**Your instructions**
From the entries below, pull out each line where "should" appears.
- - -
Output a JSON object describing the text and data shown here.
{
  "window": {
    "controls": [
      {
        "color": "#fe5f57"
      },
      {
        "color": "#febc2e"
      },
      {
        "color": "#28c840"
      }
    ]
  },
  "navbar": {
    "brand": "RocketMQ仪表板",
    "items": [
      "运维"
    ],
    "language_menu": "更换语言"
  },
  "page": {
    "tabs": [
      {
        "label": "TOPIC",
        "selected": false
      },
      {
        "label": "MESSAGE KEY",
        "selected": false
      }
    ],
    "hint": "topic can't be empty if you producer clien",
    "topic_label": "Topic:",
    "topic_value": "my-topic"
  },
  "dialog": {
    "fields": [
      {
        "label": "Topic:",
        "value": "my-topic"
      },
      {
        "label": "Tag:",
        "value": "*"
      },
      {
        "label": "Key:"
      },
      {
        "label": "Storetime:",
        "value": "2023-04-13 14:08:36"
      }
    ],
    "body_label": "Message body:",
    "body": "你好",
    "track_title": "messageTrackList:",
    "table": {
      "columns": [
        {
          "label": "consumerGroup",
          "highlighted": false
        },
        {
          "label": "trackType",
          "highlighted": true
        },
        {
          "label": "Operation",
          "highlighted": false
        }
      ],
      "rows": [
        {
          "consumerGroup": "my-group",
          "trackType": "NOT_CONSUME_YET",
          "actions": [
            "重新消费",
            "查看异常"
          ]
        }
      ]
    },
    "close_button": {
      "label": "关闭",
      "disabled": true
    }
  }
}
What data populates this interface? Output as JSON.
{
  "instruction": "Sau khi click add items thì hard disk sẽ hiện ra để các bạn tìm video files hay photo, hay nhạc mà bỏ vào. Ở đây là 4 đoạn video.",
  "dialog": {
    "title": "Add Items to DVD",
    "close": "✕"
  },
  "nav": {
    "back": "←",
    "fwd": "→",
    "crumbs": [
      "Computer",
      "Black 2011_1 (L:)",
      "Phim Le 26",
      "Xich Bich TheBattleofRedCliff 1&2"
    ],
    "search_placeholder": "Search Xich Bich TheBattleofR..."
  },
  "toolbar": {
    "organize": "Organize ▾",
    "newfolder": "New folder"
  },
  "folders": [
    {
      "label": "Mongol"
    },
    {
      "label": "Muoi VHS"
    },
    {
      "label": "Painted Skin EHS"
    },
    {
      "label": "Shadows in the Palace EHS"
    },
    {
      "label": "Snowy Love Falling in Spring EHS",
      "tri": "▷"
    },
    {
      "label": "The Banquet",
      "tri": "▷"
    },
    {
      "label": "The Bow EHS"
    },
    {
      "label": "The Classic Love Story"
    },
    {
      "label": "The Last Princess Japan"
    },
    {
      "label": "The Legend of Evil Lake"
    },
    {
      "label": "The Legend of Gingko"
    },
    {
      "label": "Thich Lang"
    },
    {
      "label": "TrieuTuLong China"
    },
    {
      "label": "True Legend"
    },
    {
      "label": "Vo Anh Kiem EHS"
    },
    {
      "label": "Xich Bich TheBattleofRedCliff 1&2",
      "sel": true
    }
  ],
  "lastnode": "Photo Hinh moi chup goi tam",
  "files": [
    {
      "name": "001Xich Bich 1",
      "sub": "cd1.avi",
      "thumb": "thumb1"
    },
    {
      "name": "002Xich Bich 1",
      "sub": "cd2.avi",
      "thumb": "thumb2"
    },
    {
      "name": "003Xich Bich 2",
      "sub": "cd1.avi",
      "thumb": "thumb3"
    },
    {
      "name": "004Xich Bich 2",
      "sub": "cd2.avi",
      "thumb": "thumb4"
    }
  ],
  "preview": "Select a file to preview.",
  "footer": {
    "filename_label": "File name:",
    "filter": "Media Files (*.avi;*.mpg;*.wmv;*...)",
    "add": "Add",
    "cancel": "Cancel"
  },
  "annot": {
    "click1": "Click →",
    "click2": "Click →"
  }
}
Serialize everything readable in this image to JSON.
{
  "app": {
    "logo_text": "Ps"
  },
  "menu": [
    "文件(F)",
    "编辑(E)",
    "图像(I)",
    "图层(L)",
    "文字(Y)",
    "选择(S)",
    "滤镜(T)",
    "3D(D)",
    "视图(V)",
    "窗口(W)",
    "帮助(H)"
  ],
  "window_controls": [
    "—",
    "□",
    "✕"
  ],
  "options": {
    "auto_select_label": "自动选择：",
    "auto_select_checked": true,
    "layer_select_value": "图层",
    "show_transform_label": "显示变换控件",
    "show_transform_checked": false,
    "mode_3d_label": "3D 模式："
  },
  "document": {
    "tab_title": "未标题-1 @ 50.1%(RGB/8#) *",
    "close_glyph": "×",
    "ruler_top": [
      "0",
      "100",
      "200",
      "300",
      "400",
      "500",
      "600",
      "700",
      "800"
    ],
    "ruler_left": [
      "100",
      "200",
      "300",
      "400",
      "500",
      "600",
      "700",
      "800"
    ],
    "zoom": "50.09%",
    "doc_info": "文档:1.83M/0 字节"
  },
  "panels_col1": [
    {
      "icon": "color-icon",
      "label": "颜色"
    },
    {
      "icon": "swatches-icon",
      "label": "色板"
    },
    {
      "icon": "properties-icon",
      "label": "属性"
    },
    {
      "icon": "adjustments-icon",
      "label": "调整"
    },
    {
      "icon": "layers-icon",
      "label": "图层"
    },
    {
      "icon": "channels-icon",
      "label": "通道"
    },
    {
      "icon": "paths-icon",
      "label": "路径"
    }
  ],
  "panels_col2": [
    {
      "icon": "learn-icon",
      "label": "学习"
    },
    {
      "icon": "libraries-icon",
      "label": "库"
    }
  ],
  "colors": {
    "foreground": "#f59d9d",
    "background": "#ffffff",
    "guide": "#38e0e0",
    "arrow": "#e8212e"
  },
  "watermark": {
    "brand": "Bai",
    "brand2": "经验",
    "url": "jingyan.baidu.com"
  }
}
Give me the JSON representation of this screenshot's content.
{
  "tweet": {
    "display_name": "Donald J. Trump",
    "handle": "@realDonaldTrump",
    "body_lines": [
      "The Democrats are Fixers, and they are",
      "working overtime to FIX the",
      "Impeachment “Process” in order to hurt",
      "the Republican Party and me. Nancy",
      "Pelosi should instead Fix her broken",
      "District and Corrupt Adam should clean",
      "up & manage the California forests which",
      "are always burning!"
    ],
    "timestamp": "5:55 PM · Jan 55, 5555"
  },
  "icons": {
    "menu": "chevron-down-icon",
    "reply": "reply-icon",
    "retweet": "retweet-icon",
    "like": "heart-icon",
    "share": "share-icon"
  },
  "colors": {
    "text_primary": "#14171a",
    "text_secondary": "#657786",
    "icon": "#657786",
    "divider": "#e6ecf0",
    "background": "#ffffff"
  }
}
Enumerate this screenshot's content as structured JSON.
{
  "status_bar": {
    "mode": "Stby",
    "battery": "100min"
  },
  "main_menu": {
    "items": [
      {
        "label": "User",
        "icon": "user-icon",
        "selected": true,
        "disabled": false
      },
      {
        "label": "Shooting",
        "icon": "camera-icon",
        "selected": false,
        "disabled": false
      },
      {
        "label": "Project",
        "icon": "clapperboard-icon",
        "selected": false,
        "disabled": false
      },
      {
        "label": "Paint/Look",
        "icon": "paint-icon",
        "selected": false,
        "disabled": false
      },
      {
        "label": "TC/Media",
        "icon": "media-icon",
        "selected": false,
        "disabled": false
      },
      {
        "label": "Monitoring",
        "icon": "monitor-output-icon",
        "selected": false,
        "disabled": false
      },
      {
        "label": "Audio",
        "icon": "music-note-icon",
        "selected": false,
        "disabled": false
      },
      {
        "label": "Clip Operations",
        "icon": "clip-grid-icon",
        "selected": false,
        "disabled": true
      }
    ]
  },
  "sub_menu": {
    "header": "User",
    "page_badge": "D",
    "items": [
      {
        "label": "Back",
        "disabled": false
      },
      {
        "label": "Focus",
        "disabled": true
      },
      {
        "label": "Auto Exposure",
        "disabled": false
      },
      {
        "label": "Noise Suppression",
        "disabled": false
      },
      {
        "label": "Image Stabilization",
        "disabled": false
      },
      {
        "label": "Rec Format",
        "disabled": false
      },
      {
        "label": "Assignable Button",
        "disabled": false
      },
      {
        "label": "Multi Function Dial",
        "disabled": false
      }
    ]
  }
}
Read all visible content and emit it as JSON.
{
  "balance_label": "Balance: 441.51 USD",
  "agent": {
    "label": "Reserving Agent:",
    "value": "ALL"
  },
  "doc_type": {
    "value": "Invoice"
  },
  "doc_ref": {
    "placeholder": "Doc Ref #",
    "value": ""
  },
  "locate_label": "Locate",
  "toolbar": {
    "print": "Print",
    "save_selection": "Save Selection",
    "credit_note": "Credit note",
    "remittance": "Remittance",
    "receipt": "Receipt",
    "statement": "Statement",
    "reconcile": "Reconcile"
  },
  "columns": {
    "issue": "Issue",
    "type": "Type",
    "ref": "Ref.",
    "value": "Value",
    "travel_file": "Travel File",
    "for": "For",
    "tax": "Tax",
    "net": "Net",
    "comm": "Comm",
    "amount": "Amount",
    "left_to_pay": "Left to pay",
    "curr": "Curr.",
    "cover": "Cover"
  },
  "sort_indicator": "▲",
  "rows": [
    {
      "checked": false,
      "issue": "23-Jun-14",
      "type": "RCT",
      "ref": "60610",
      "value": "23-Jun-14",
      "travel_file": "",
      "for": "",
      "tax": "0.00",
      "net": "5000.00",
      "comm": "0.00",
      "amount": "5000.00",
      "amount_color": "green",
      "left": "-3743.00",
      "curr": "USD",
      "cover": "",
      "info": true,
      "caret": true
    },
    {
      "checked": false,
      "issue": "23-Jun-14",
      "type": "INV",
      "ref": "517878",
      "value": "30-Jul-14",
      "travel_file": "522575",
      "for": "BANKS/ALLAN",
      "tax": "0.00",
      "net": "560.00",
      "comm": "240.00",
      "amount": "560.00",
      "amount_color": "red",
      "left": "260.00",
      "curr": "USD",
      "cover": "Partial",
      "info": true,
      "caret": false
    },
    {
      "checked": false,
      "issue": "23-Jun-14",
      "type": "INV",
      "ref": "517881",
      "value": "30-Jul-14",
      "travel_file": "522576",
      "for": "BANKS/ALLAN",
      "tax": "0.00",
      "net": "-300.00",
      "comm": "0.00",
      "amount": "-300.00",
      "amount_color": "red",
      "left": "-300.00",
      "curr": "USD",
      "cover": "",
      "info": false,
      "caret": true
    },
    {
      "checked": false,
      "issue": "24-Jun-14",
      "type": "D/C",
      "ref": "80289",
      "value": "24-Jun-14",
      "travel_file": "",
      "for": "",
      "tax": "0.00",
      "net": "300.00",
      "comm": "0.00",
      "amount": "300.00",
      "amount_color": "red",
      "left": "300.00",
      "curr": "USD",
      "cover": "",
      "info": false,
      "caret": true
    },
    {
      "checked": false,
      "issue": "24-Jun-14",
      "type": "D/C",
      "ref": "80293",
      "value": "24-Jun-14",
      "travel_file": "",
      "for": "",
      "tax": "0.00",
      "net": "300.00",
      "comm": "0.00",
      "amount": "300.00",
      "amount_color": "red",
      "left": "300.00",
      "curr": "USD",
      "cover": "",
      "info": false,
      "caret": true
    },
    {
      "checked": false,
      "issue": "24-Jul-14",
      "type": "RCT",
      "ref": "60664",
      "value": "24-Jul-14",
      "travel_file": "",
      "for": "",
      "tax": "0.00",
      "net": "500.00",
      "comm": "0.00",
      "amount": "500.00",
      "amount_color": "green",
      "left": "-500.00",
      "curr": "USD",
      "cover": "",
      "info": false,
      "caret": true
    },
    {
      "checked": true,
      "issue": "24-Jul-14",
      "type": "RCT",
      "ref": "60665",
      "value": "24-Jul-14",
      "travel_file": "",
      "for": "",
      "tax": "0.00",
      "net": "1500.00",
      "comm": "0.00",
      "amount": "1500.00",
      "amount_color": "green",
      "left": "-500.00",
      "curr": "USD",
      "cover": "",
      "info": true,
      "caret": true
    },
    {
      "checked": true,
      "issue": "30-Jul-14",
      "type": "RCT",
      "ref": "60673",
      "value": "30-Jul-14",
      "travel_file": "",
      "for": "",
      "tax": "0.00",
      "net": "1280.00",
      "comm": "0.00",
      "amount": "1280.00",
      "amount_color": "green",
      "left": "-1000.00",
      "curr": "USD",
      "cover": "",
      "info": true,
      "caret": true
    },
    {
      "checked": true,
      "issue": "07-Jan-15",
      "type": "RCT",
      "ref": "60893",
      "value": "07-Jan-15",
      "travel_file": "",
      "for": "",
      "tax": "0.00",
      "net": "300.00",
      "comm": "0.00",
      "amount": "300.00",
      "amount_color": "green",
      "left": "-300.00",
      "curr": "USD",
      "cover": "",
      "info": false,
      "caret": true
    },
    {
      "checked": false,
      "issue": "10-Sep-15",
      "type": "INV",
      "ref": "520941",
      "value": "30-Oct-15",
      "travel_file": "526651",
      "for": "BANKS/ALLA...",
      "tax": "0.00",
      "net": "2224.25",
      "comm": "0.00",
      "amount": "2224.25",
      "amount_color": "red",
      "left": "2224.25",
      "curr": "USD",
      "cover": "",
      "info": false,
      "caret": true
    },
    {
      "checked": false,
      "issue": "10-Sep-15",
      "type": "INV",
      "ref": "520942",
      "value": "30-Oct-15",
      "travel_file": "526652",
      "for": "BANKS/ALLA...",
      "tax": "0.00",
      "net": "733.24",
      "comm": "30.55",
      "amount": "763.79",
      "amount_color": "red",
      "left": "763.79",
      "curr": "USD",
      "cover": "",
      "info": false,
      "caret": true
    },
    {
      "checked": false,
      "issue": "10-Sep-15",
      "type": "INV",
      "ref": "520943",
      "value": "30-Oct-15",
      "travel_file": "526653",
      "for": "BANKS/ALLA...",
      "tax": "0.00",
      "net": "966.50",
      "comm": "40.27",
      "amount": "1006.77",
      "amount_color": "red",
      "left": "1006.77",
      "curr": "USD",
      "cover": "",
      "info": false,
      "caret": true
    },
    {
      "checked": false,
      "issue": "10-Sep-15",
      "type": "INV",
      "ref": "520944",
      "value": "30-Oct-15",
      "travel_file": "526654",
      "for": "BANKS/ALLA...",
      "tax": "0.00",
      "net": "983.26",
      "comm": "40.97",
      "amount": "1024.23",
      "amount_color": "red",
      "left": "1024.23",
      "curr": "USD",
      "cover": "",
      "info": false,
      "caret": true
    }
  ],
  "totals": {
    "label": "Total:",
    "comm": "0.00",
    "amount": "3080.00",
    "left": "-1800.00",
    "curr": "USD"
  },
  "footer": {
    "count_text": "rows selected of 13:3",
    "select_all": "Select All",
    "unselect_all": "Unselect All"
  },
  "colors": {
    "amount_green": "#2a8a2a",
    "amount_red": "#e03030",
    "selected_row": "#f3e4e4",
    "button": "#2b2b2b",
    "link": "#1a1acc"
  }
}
- - -
**Solution to this task**
      "Pelosi should instead Fix her broken",
      "District and Corrupt Adam should clean",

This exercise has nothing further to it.